[REQUEST]: Repeat each record exactly. Any picture gets left out.
— START —
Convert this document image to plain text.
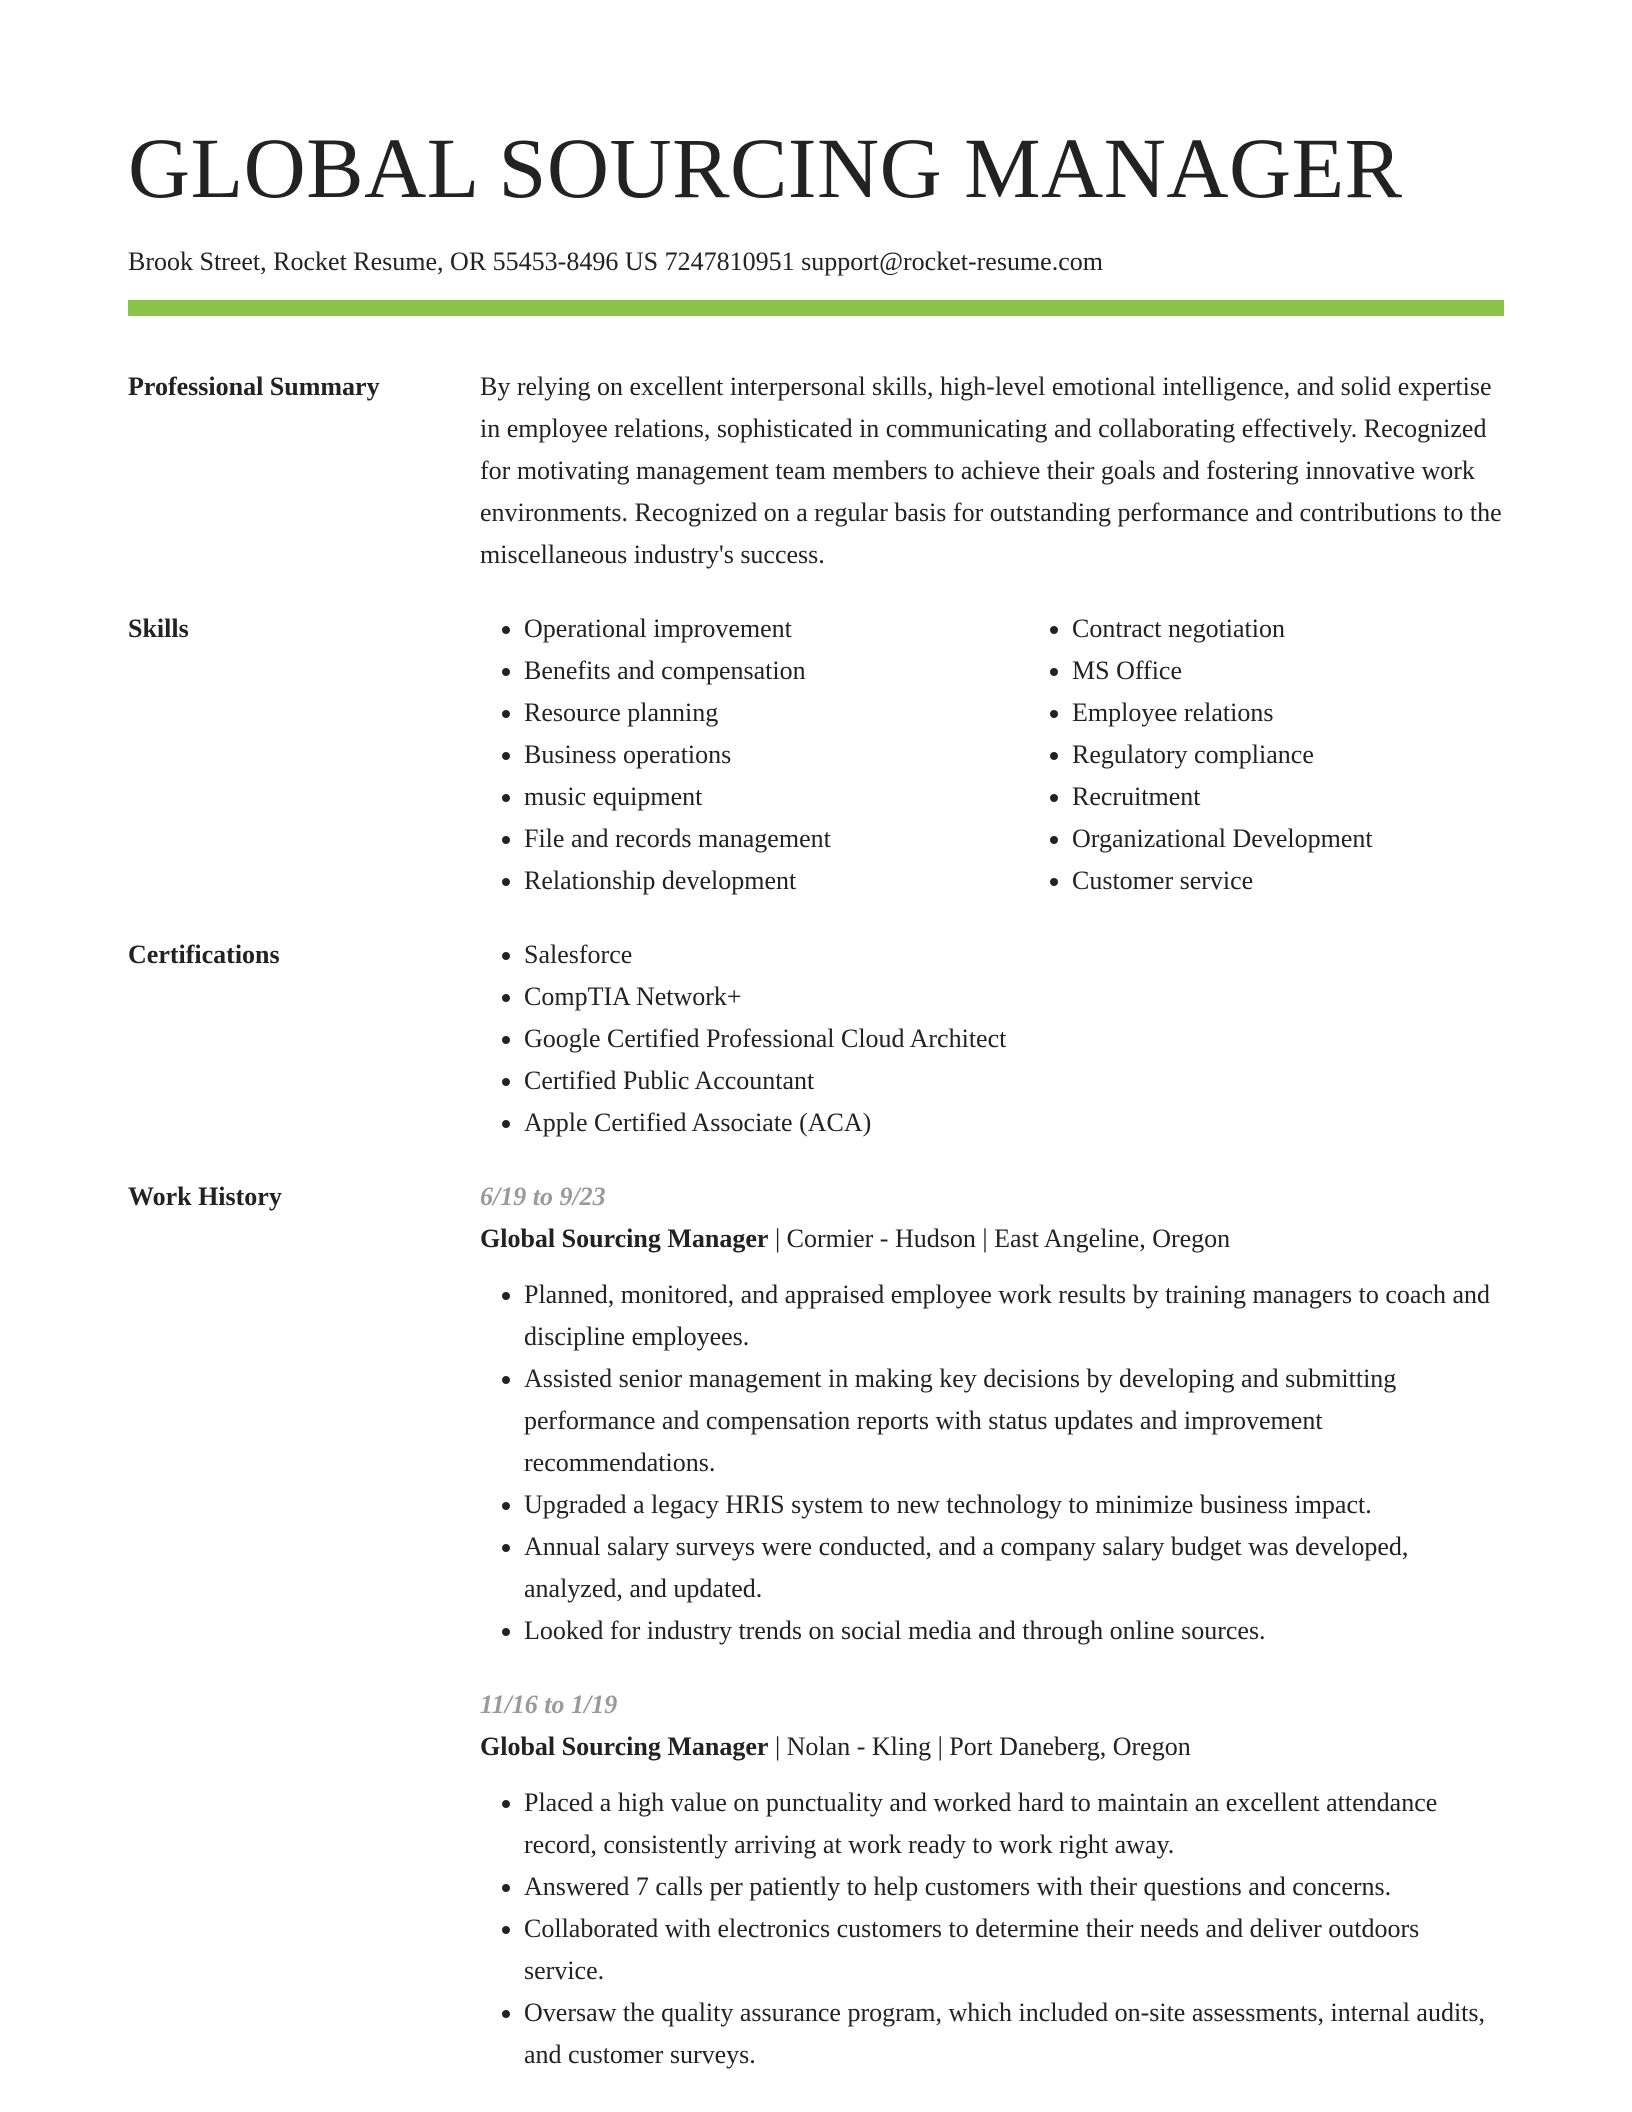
GLOBAL SOURCING MANAGER
Brook Street, Rocket Resume, OR 55453-8496 US 7247810951 support@rocket-resume.com
Professional Summary	By relying on excellent interpersonal skills, high-level emotional intelligence, and solid expertise in employee relations, sophisticated in communicating and collaborating effectively. Recognized for motivating management team members to achieve their goals and fostering innovative work environments. Recognized on a regular basis for outstanding performance and contributions to the miscellaneous industry's success.

Skills	• Operational improvement
• Benefits and compensation
• Resource planning
• Business operations
• music equipment
• File and records management
• Relationship development
• Contract negotiation
• MS Office
• Employee relations
• Regulatory compliance
• Recruitment
• Organizational Development
• Customer service
Certifications	• Salesforce
• CompTIA Network+
• Google Certified Professional Cloud Architect
• Certified Public Accountant
• Apple Certified Associate (ACA)
Work History	6/19 to 9/23
Global Sourcing Manager | Cormier - Hudson | East Angeline, Oregon
• Planned, monitored, and appraised employee work results by training managers to coach and discipline employees.
• Assisted senior management in making key decisions by developing and submitting performance and compensation reports with status updates and improvement recommendations.
• Upgraded a legacy HRIS system to new technology to minimize business impact.
• Annual salary surveys were conducted, and a company salary budget was developed, analyzed, and updated.
• Looked for industry trends on social media and through online sources.
11/16 to 1/19
Global Sourcing Manager | Nolan - Kling | Port Daneberg, Oregon
• Placed a high value on punctuality and worked hard to maintain an excellent attendance record, consistently arriving at work ready to work right away.
• Answered 7 calls per patiently to help customers with their questions and concerns.
• Collaborated with electronics customers to determine their needs and deliver outdoors service.
• Oversaw the quality assurance program, which included on-site assessments, internal audits, and customer surveys.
— END —
[FULL SOLUTION]:
Convert this document image to plain text.
GLOBAL SOURCING MANAGER
Brook Street, Rocket Resume, OR 55453-8496 US 7247810951 support@rocket-resume.com
Professional Summary	By relying on excellent interpersonal skills, high-level emotional intelligence, and solid expertise in employee relations, sophisticated in communicating and collaborating effectively. Recognized for motivating management team members to achieve their goals and fostering innovative work environments. Recognized on a regular basis for outstanding performance and contributions to the miscellaneous industry's success.

Skills	• Operational improvement
• Benefits and compensation
• Resource planning
• Business operations
• music equipment
• File and records management
• Relationship development
• Contract negotiation
• MS Office
• Employee relations
• Regulatory compliance
• Recruitment
• Organizational Development
• Customer service
Certifications	• Salesforce
• CompTIA Network+
• Google Certified Professional Cloud Architect
• Certified Public Accountant
• Apple Certified Associate (ACA)
Work History	6/19 to 9/23
Global Sourcing Manager | Cormier - Hudson | East Angeline, Oregon
• Planned, monitored, and appraised employee work results by training managers to coach and discipline employees.
• Assisted senior management in making key decisions by developing and submitting performance and compensation reports with status updates and improvement recommendations.
• Upgraded a legacy HRIS system to new technology to minimize business impact.
• Annual salary surveys were conducted, and a company salary budget was developed, analyzed, and updated.
• Looked for industry trends on social media and through online sources.
11/16 to 1/19
Global Sourcing Manager | Nolan - Kling | Port Daneberg, Oregon
• Placed a high value on punctuality and worked hard to maintain an excellent attendance record, consistently arriving at work ready to work right away.
• Answered 7 calls per patiently to help customers with their questions and concerns.
• Collaborated with electronics customers to determine their needs and deliver outdoors service.
• Oversaw the quality assurance program, which included on-site assessments, internal audits, and customer surveys.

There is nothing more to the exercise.